For each line below that contains the string "wydajności", copy that line.

## begin Recorded information

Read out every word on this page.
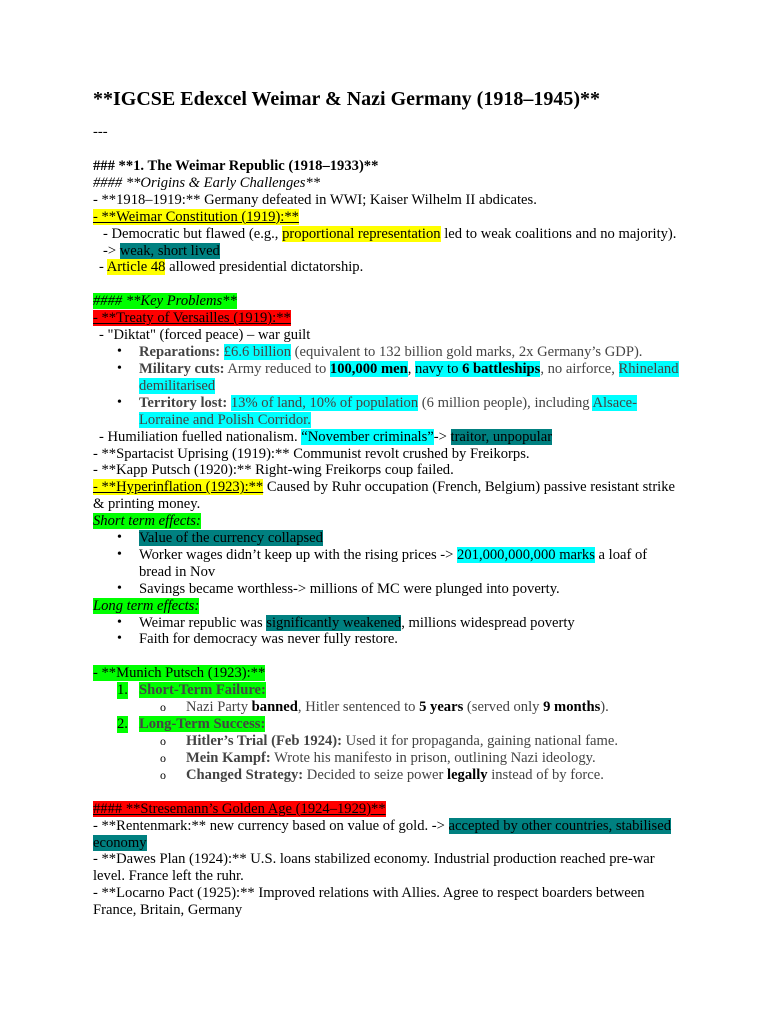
**IGCSE Edexcel Weimar & Nazi Germany (1918–1945)**

---

### **1. The Weimar Republic (1918–1933)**

#### **Origins & Early Challenges**

- **1918–1919:** Germany defeated in WWI; Kaiser Wilhelm II abdicates.

- **Weimar Constitution (1919):**

- Democratic but flawed (e.g., proportional representation led to weak coalitions and no majority). -> weak, short lived

- Article 48 allowed presidential dictatorship.

#### **Key Problems**

- **Treaty of Versailles (1919):**

- "Diktat" (forced peace) – war guilt

• Reparations: £6.6 billion (equivalent to 132 billion gold marks, 2x Germany’s GDP).
• Military cuts: Army reduced to 100,000 men, navy to 6 battleships, no airforce, Rhineland demilitarised
• Territory lost: 13% of land, 10% of population (6 million people), including Alsace-Lorraine and Polish Corridor.

- Humiliation fuelled nationalism. “November criminals”-> traitor, unpopular

- **Spartacist Uprising (1919):** Communist revolt crushed by Freikorps.

- **Kapp Putsch (1920):** Right-wing Freikorps coup failed.

- **Hyperinflation (1923):** Caused by Ruhr occupation (French, Belgium) passive resistant strike & printing money.

Short term effects:

• Value of the currency collapsed
• Worker wages didn’t keep up with the rising prices -> 201,000,000,000 marks a loaf of bread in Nov
• Savings became worthless-> millions of MC were plunged into poverty.

Long term effects:

• Weimar republic was significantly weakened, millions widespread poverty
• Faith for democracy was never fully restore.

- **Munich Putsch (1923):**

1. Short-Term Failure:
o Nazi Party banned, Hitler sentenced to 5 years (served only 9 months).
2. Long-Term Success:
o Hitler’s Trial (Feb 1924): Used it for propaganda, gaining national fame.
o Mein Kampf: Wrote his manifesto in prison, outlining Nazi ideology.
o Changed Strategy: Decided to seize power legally instead of by force.

#### **Stresemann’s Golden Age (1924–1929)**

- **Rentenmark:** new currency based on value of gold. -> accepted by other countries, stabilised economy

- **Dawes Plan (1924):** U.S. loans stabilized economy. Industrial production reached pre-war level. France left the ruhr.

- **Locarno Pact (1925):** Improved relations with Allies. Agree to respect boarders between France, Britain, Germany
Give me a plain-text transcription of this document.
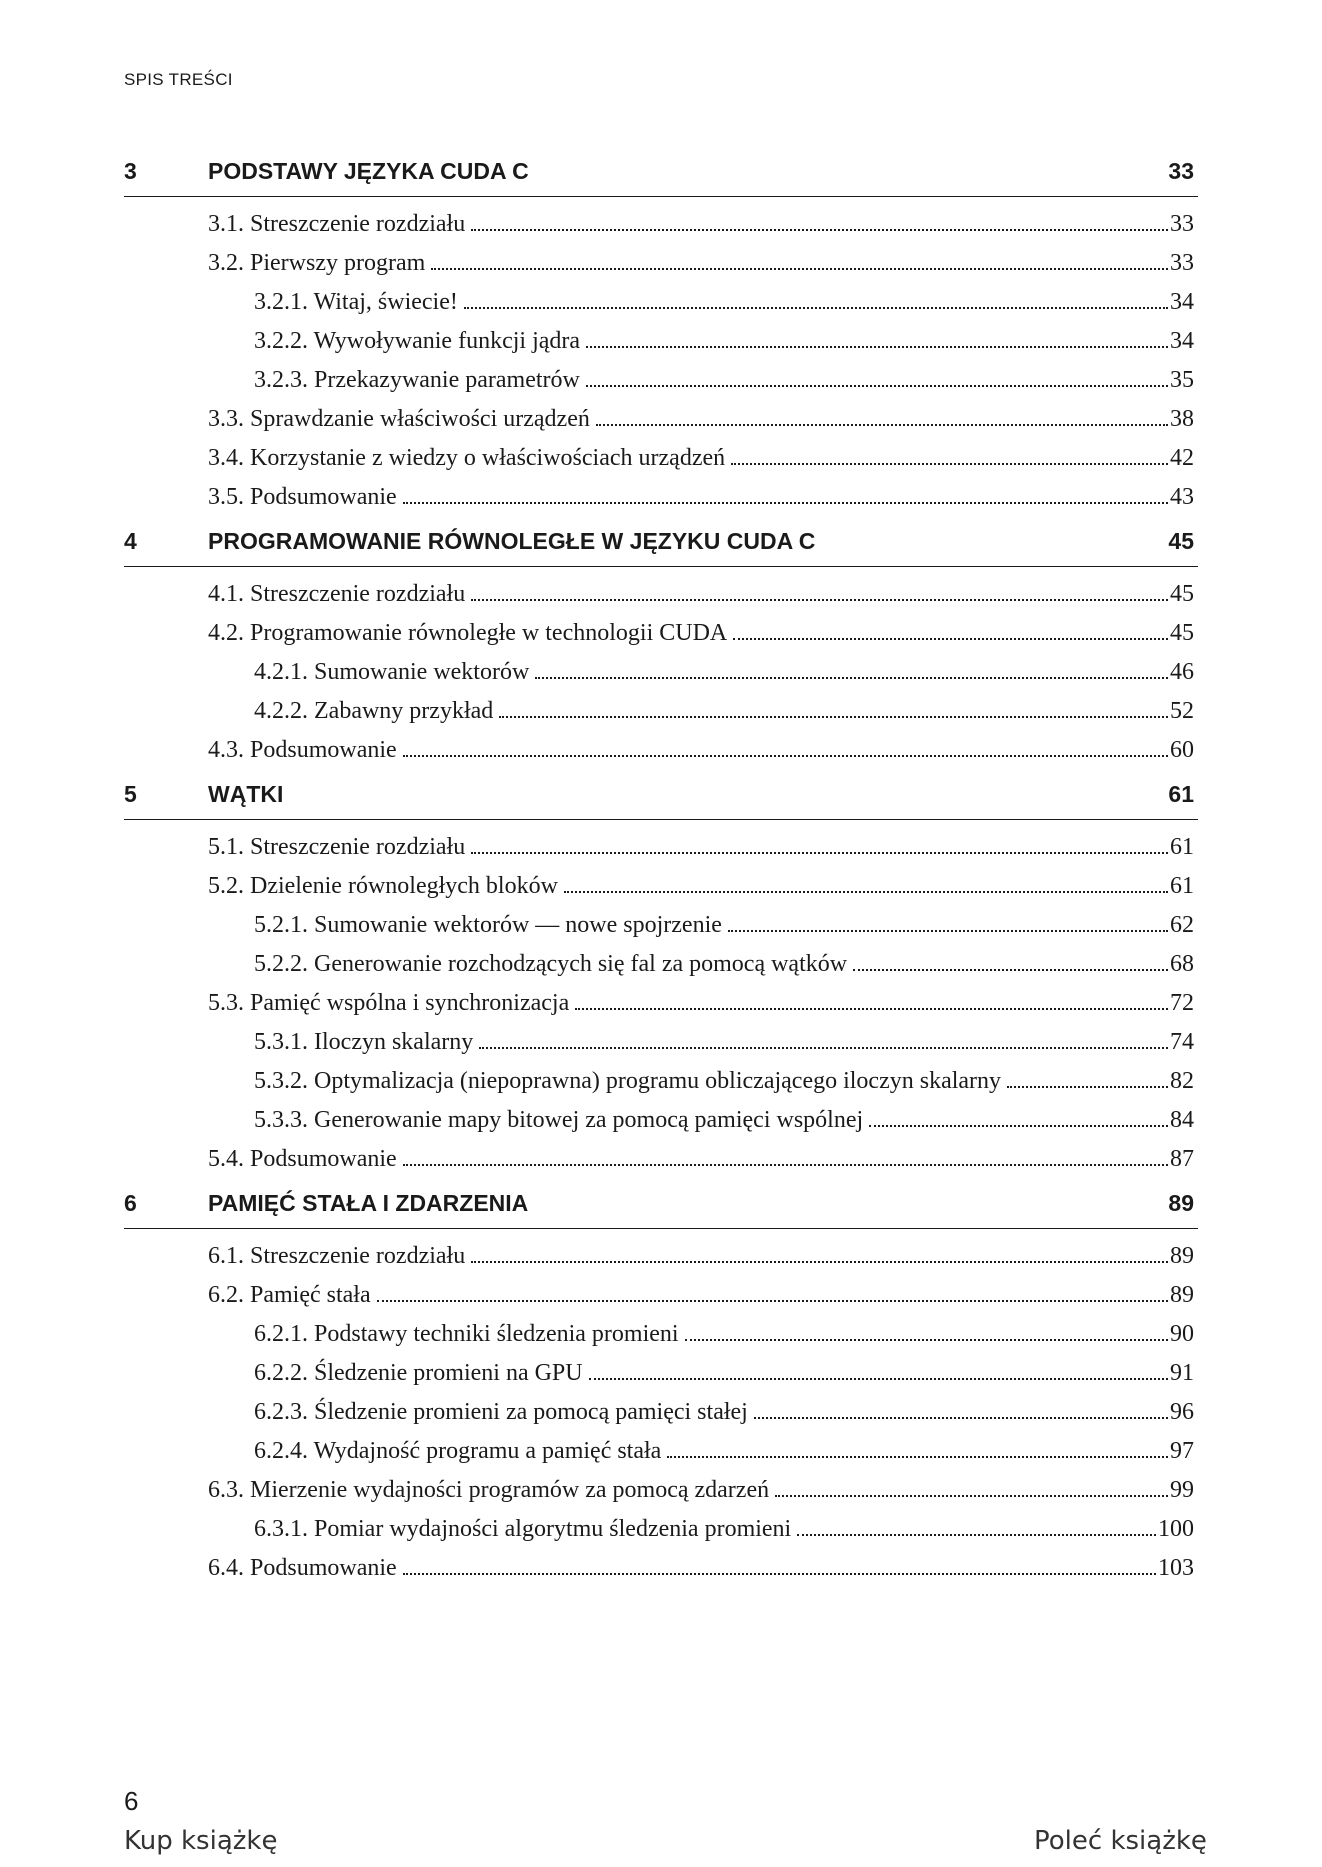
SPIS TREŚCI
3	PODSTAWY JĘZYKA CUDA C	33
3.1. Streszczenie rozdziału	33
3.2. Pierwszy program	33
3.2.1. Witaj, świecie!	34
3.2.2. Wywoływanie funkcji jądra	34
3.2.3. Przekazywanie parametrów	35
3.3. Sprawdzanie właściwości urządzeń	38
3.4. Korzystanie z wiedzy o właściwościach urządzeń	42
3.5. Podsumowanie	43
4	PROGRAMOWANIE RÓWNOLEGŁE W JĘZYKU CUDA C	45
4.1. Streszczenie rozdziału	45
4.2. Programowanie równoległe w technologii CUDA	45
4.2.1. Sumowanie wektorów	46
4.2.2. Zabawny przykład	52
4.3. Podsumowanie	60
5	WĄTKI	61
5.1. Streszczenie rozdziału	61
5.2. Dzielenie równoległych bloków	61
5.2.1. Sumowanie wektorów — nowe spojrzenie	62
5.2.2. Generowanie rozchodzących się fal za pomocą wątków	68
5.3. Pamięć wspólna i synchronizacja	72
5.3.1. Iloczyn skalarny	74
5.3.2. Optymalizacja (niepoprawna) programu obliczającego iloczyn skalarny	82
5.3.3. Generowanie mapy bitowej za pomocą pamięci wspólnej	84
5.4. Podsumowanie	87
6	PAMIĘĆ STAŁA I ZDARZENIA	89
6.1. Streszczenie rozdziału	89
6.2. Pamięć stała	89
6.2.1. Podstawy techniki śledzenia promieni	90
6.2.2. Śledzenie promieni na GPU	91
6.2.3. Śledzenie promieni za pomocą pamięci stałej	96
6.2.4. Wydajność programu a pamięć stała	97
6.3. Mierzenie wydajności programów za pomocą zdarzeń	99
6.3.1. Pomiar wydajności algorytmu śledzenia promieni	100
6.4. Podsumowanie	103
6
Kup książkę	Poleć książkę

## end Recorded information

- [Written response]:
6.3. Mierzenie wydajności programów za pomocą zdarzeń	99
6.3.1. Pomiar wydajności algorytmu śledzenia promieni	100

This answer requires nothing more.